— Objective —
Reproduce all of the material word for word.

--- START Data section ---

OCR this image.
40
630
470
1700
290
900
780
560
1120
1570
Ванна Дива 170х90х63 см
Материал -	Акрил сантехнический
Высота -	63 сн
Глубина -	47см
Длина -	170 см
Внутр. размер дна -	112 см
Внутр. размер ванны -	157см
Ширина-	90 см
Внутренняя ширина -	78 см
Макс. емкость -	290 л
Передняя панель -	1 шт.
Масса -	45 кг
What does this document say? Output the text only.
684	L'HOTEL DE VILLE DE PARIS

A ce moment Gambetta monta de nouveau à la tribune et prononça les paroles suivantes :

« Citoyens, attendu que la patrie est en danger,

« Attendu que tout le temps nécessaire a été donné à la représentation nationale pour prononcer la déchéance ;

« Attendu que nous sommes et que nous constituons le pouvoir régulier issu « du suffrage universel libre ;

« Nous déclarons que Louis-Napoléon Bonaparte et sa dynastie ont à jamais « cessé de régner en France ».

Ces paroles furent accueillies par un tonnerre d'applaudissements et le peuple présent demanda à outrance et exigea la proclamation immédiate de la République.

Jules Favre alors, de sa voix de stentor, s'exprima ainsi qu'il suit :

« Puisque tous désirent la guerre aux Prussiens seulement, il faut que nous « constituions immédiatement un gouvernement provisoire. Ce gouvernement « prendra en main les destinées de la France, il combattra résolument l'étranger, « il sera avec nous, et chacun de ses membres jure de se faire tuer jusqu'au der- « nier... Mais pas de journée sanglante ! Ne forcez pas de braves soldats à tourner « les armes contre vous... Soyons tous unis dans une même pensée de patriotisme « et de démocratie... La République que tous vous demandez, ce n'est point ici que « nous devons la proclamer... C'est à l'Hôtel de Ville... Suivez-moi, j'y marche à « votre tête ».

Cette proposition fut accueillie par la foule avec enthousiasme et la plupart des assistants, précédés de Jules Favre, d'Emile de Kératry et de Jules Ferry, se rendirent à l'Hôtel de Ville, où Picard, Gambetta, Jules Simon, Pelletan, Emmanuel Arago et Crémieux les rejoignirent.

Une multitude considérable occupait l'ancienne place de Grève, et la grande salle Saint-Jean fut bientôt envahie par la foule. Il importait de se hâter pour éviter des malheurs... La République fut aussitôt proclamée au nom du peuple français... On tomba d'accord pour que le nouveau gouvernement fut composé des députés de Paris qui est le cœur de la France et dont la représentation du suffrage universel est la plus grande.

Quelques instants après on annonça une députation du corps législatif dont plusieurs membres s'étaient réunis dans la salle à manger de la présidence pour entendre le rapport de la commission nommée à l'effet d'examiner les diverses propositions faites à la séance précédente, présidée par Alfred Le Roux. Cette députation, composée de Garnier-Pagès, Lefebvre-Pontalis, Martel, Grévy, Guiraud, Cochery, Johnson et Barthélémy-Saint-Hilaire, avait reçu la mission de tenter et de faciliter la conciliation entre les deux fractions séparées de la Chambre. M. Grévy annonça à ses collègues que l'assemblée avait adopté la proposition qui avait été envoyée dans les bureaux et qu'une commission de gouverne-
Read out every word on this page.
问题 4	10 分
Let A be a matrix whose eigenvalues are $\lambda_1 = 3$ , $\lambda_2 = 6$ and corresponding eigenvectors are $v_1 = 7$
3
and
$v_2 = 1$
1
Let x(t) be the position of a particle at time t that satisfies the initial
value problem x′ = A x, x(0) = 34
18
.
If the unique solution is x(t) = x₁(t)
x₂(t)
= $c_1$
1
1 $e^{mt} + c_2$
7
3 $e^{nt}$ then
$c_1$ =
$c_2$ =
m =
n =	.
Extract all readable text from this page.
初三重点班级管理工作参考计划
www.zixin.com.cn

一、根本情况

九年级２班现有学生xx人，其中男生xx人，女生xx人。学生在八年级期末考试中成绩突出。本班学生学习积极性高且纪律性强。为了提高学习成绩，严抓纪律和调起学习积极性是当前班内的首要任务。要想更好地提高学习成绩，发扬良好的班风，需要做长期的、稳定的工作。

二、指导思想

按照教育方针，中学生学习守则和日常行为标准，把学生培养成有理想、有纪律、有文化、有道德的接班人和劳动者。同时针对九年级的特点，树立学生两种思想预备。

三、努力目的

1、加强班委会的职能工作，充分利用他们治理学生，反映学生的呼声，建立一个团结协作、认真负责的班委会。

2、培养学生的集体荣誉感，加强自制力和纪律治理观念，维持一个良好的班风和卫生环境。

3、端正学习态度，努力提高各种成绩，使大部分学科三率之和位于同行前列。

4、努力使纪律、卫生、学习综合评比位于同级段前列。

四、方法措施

--- END Data section ---

— Task solution —
OCR this image.
40
630
470
1700
290
900
780
560
1120
1570
Ванна Дива 170х90х63 см
Материал -	Акрил сантехнический
Высота -	63 сн
Глубина -	47см
Длина -	170 см
Внутр. размер дна -	112 см
Внутр. размер ванны -	157см
Ширина-	90 см
Внутренняя ширина -	78 см
Макс. емкость -	290 л
Передняя панель -	1 шт.
Масса -	45 кг
What does this document say? Output the text only.
684	L'HOTEL DE VILLE DE PARIS

A ce moment Gambetta monta de nouveau à la tribune et prononça les paroles suivantes :

« Citoyens, attendu que la patrie est en danger,

« Attendu que tout le temps nécessaire a été donné à la représentation nationale pour prononcer la déchéance ;

« Attendu que nous sommes et que nous constituons le pouvoir régulier issu « du suffrage universel libre ;

« Nous déclarons que Louis-Napoléon Bonaparte et sa dynastie ont à jamais « cessé de régner en France ».

Ces paroles furent accueillies par un tonnerre d'applaudissements et le peuple présent demanda à outrance et exigea la proclamation immédiate de la République.

Jules Favre alors, de sa voix de stentor, s'exprima ainsi qu'il suit :

« Puisque tous désirent la guerre aux Prussiens seulement, il faut que nous « constituions immédiatement un gouvernement provisoire. Ce gouvernement « prendra en main les destinées de la France, il combattra résolument l'étranger, « il sera avec nous, et chacun de ses membres jure de se faire tuer jusqu'au der- « nier... Mais pas de journée sanglante ! Ne forcez pas de braves soldats à tourner « les armes contre vous... Soyons tous unis dans une même pensée de patriotisme « et de démocratie... La République que tous vous demandez, ce n'est point ici que « nous devons la proclamer... C'est à l'Hôtel de Ville... Suivez-moi, j'y marche à « votre tête ».

Cette proposition fut accueillie par la foule avec enthousiasme et la plupart des assistants, précédés de Jules Favre, d'Emile de Kératry et de Jules Ferry, se rendirent à l'Hôtel de Ville, où Picard, Gambetta, Jules Simon, Pelletan, Emmanuel Arago et Crémieux les rejoignirent.

Une multitude considérable occupait l'ancienne place de Grève, et la grande salle Saint-Jean fut bientôt envahie par la foule. Il importait de se hâter pour éviter des malheurs... La République fut aussitôt proclamée au nom du peuple français... On tomba d'accord pour que le nouveau gouvernement fut composé des députés de Paris qui est le cœur de la France et dont la représentation du suffrage universel est la plus grande.

Quelques instants après on annonça une députation du corps législatif dont plusieurs membres s'étaient réunis dans la salle à manger de la présidence pour entendre le rapport de la commission nommée à l'effet d'examiner les diverses propositions faites à la séance précédente, présidée par Alfred Le Roux. Cette députation, composée de Garnier-Pagès, Lefebvre-Pontalis, Martel, Grévy, Guiraud, Cochery, Johnson et Barthélémy-Saint-Hilaire, avait reçu la mission de tenter et de faciliter la conciliation entre les deux fractions séparées de la Chambre. M. Grévy annonça à ses collègues que l'assemblée avait adopté la proposition qui avait été envoyée dans les bureaux et qu'une commission de gouverne-
Read out every word on this page.
问题 4	10 分
Let A be a matrix whose eigenvalues are $\lambda_1 = 3$ , $\lambda_2 = 6$ and corresponding eigenvectors are $v_1 = 7$
3
and
$v_2 = 1$
1
Let x(t) be the position of a particle at time t that satisfies the initial
value problem x′ = A x, x(0) = 34
18
.
If the unique solution is x(t) = x₁(t)
x₂(t)
= $c_1$
1
1 $e^{mt} + c_2$
7
3 $e^{nt}$ then
$c_1$ =
$c_2$ =
m =
n =	.
Extract all readable text from this page.
初三重点班级管理工作参考计划
www.zixin.com.cn

一、根本情况

九年级２班现有学生xx人，其中男生xx人，女生xx人。学生在八年级期末考试中成绩突出。本班学生学习积极性高且纪律性强。为了提高学习成绩，严抓纪律和调起学习积极性是当前班内的首要任务。要想更好地提高学习成绩，发扬良好的班风，需要做长期的、稳定的工作。

二、指导思想

按照教育方针，中学生学习守则和日常行为标准，把学生培养成有理想、有纪律、有文化、有道德的接班人和劳动者。同时针对九年级的特点，树立学生两种思想预备。

三、努力目的

1、加强班委会的职能工作，充分利用他们治理学生，反映学生的呼声，建立一个团结协作、认真负责的班委会。

2、培养学生的集体荣誉感，加强自制力和纪律治理观念，维持一个良好的班风和卫生环境。

3、端正学习态度，努力提高各种成绩，使大部分学科三率之和位于同行前列。

4、努力使纪律、卫生、学习综合评比位于同级段前列。

四、方法措施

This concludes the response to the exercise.